## Start

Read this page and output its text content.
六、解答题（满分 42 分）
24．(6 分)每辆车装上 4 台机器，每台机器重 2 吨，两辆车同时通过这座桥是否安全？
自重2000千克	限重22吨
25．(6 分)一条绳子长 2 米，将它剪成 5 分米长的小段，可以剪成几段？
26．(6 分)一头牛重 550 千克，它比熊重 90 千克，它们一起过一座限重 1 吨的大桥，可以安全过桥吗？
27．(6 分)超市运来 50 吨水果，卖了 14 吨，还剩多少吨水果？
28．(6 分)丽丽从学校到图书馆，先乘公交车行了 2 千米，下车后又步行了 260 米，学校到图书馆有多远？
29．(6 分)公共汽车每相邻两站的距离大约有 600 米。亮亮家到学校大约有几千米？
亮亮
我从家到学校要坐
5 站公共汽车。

## End

## Problem to work on:
Output every entry shown above, exactly.

## Solution:
Read this page and output its text content.
六、解答题（满分 42 分）
24．(6 分)每辆车装上 4 台机器，每台机器重 2 吨，两辆车同时通过这座桥是否安全？
自重2000千克	限重22吨
25．(6 分)一条绳子长 2 米，将它剪成 5 分米长的小段，可以剪成几段？
26．(6 分)一头牛重 550 千克，它比熊重 90 千克，它们一起过一座限重 1 吨的大桥，可以安全过桥吗？
27．(6 分)超市运来 50 吨水果，卖了 14 吨，还剩多少吨水果？
28．(6 分)丽丽从学校到图书馆，先乘公交车行了 2 千米，下车后又步行了 260 米，学校到图书馆有多远？
29．(6 分)公共汽车每相邻两站的距离大约有 600 米。亮亮家到学校大约有几千米？
亮亮
我从家到学校要坐
5 站公共汽车。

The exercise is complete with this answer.